■ **Information given**:
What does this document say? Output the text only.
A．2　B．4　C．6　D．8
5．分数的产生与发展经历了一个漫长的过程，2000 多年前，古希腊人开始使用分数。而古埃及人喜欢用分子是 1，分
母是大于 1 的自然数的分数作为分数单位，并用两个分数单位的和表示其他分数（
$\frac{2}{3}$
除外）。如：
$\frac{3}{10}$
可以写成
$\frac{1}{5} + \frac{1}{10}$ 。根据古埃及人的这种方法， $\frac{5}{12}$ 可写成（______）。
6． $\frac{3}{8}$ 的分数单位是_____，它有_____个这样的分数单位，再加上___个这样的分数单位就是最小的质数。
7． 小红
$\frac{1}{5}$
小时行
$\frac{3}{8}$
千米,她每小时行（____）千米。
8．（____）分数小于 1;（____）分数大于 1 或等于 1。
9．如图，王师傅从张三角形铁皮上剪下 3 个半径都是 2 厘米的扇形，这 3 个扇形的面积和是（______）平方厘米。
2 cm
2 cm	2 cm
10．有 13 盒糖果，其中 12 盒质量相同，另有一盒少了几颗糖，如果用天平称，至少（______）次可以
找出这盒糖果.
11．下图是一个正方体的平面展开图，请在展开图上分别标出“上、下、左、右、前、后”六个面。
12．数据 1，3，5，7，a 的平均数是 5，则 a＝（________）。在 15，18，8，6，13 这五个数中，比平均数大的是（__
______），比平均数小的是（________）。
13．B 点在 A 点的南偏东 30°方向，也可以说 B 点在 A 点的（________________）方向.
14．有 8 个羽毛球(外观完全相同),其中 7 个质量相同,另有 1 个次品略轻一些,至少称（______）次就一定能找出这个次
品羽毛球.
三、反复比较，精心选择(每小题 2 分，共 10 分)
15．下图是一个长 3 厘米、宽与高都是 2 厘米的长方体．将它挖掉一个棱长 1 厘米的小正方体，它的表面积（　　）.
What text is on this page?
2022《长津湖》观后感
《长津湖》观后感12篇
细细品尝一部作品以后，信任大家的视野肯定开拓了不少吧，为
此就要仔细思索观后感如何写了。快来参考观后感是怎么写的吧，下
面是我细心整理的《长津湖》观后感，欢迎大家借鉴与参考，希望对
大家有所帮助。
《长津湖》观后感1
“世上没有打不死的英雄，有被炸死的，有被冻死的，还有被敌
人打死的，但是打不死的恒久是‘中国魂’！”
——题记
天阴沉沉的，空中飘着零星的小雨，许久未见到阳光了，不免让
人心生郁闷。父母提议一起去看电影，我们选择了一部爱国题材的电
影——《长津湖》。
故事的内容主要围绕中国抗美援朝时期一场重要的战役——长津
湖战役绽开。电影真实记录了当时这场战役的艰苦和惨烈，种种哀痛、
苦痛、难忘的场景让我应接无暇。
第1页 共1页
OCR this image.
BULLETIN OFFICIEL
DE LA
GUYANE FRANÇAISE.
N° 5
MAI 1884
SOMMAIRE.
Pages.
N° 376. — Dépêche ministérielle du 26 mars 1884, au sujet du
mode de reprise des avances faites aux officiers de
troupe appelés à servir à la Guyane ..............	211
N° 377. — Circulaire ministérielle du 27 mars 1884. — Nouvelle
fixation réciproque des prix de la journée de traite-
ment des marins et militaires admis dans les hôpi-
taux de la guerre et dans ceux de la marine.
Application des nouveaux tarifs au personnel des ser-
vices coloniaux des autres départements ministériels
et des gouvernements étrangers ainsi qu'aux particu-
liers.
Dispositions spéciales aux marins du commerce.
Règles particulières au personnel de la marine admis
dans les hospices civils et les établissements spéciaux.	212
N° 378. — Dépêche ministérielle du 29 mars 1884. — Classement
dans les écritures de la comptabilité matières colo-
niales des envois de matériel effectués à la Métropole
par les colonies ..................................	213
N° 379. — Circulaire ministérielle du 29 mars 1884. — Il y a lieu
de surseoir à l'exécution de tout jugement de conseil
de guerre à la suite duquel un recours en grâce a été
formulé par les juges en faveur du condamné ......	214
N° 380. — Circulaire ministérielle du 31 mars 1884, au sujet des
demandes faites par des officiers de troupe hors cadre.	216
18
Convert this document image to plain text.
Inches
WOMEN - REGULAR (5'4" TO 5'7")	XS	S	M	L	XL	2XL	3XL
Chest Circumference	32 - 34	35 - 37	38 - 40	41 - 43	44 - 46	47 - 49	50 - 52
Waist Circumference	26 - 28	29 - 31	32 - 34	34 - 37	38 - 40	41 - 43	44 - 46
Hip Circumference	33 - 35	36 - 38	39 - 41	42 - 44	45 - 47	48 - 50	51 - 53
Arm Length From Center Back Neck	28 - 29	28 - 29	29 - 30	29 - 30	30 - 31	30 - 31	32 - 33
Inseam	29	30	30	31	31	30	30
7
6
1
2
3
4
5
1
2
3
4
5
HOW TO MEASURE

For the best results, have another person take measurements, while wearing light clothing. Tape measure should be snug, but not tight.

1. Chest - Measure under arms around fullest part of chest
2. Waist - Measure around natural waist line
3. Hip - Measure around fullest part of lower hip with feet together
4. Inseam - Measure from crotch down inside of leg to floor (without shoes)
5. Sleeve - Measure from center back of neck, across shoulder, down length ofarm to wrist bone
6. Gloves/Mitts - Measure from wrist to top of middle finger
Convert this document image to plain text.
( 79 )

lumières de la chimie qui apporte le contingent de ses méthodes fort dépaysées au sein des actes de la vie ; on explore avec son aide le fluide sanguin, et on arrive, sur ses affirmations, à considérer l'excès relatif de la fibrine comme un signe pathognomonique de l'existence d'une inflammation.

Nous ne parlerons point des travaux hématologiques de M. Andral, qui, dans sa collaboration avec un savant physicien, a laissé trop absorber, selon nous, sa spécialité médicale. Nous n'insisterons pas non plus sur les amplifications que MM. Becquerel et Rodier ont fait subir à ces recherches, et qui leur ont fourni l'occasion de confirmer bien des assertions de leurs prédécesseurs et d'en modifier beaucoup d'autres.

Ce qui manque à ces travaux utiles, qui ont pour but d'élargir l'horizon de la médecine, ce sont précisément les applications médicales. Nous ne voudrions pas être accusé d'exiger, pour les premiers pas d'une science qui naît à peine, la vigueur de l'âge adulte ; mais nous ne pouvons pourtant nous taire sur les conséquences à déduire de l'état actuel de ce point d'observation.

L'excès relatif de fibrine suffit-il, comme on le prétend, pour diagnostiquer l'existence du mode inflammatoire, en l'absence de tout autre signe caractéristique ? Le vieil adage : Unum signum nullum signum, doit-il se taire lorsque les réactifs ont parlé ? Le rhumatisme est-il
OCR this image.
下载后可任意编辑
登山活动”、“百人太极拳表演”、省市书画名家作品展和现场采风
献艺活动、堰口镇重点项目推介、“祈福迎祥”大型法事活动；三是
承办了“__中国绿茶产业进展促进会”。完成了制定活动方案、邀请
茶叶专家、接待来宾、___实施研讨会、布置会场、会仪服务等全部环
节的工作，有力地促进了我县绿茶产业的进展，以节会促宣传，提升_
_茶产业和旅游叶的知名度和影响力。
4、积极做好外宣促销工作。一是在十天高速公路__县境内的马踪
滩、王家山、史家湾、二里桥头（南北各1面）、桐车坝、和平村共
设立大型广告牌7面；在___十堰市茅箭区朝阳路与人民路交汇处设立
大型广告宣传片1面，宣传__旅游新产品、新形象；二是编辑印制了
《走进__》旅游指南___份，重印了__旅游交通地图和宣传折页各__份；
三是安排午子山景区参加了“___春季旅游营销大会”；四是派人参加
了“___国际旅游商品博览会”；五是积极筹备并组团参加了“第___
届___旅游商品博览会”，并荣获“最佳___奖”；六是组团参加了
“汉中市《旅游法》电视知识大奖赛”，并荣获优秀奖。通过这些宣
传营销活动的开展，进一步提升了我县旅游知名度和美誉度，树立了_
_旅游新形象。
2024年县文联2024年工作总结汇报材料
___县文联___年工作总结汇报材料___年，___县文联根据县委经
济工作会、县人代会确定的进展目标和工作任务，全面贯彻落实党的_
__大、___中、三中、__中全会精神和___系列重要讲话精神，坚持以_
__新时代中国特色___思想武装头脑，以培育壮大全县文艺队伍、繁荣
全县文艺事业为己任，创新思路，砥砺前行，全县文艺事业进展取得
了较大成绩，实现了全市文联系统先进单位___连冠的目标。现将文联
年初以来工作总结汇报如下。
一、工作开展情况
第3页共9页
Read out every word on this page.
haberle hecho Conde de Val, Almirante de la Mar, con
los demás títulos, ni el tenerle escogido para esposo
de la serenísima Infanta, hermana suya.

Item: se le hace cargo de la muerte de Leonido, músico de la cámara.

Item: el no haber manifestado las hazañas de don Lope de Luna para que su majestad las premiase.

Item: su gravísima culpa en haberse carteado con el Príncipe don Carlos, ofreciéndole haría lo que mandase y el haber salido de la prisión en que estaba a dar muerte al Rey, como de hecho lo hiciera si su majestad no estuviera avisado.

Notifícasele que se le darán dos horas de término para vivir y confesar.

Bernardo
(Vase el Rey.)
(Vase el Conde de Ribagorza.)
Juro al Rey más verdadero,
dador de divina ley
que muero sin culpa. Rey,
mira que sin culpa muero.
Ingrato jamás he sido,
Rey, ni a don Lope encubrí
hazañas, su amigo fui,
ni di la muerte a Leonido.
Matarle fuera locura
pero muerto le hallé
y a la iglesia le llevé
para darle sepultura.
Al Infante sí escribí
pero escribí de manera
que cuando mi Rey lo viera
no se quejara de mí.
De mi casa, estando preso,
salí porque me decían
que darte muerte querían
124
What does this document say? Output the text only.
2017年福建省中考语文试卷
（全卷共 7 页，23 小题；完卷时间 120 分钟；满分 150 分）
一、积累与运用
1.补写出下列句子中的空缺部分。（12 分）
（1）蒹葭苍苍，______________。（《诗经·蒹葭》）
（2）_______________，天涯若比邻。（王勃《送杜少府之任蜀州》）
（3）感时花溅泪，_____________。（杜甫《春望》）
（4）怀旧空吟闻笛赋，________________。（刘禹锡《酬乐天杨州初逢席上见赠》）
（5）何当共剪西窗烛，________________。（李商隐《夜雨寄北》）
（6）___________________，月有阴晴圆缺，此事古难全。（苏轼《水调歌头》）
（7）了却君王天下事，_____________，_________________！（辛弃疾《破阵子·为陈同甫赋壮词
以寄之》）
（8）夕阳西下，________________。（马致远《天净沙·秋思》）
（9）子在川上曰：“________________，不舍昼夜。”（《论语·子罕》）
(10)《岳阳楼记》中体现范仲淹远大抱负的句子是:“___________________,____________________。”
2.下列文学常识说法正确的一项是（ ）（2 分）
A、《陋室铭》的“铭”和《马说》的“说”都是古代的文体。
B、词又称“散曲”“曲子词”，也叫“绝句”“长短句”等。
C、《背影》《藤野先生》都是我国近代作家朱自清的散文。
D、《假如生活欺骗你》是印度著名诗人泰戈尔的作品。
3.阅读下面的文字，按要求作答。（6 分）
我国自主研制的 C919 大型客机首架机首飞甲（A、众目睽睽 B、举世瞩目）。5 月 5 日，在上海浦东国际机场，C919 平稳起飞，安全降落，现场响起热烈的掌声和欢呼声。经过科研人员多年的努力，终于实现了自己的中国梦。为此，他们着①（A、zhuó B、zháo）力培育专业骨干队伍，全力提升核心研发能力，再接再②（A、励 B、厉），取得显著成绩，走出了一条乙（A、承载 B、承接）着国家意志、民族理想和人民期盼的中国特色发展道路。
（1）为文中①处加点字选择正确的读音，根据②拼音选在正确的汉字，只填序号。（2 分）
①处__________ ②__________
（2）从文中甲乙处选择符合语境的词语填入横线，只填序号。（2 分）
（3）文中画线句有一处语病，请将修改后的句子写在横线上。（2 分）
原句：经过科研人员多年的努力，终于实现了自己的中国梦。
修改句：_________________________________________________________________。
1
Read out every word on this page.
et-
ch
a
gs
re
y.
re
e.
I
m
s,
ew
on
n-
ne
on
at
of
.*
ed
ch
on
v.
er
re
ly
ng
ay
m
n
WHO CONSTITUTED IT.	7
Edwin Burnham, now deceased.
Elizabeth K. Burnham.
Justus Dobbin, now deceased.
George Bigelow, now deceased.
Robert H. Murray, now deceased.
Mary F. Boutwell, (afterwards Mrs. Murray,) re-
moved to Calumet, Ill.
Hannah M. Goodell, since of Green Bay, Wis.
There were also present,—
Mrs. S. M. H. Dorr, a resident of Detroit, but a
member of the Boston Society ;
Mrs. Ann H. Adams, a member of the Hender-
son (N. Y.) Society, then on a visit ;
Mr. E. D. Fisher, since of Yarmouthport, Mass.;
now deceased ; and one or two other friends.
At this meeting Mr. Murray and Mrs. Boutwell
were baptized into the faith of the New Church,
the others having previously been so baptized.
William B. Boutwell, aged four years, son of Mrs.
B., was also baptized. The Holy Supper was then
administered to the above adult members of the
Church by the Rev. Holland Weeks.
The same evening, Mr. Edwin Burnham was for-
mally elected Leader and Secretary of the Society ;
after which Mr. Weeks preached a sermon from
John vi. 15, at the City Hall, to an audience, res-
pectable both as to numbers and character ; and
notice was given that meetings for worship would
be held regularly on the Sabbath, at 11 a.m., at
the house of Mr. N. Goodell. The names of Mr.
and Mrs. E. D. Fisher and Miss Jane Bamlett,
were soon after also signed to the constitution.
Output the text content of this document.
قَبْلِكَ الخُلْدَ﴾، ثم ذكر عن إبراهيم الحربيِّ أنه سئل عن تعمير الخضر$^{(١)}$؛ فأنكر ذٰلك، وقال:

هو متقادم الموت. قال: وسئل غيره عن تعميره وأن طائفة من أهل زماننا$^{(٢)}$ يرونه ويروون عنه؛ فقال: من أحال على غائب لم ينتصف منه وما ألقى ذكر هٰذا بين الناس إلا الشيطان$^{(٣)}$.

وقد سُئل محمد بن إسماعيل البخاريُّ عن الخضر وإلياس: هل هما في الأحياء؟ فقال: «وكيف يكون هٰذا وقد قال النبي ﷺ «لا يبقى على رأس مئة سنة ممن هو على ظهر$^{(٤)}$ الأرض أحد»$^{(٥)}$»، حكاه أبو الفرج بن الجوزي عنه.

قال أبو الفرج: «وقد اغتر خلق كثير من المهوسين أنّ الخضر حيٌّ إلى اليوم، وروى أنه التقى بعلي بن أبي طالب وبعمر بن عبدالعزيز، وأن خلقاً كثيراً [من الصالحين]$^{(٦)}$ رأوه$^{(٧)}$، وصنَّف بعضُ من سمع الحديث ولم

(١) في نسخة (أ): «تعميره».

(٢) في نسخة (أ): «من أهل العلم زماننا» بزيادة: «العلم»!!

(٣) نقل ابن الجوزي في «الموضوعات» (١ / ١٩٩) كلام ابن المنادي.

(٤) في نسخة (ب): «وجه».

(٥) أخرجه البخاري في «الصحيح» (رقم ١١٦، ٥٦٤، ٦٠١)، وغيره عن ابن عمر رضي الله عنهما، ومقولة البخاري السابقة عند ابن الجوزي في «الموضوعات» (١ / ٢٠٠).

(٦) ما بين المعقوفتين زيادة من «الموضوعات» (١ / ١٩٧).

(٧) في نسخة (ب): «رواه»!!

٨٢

■ **Aim**:
Gather each line of the records holding the string "الفرج".

■ **Reply to the exercise**:
وقد سُئل محمد بن إسماعيل البخاريُّ عن الخضر وإلياس: هل هما في الأحياء؟ فقال: «وكيف يكون هٰذا وقد قال النبي ﷺ «لا يبقى على رأس مئة سنة ممن هو على ظهر$^{(٤)}$ الأرض أحد»$^{(٥)}$»، حكاه أبو الفرج بن الجوزي عنه.
قال أبو الفرج: «وقد اغتر خلق كثير من المهوسين أنّ الخضر حيٌّ إلى اليوم، وروى أنه التقى بعلي بن أبي طالب وبعمر بن عبدالعزيز، وأن خلقاً كثيراً [من الصالحين]$^{(٦)}$ رأوه$^{(٧)}$، وصنَّف بعضُ من سمع الحديث ولم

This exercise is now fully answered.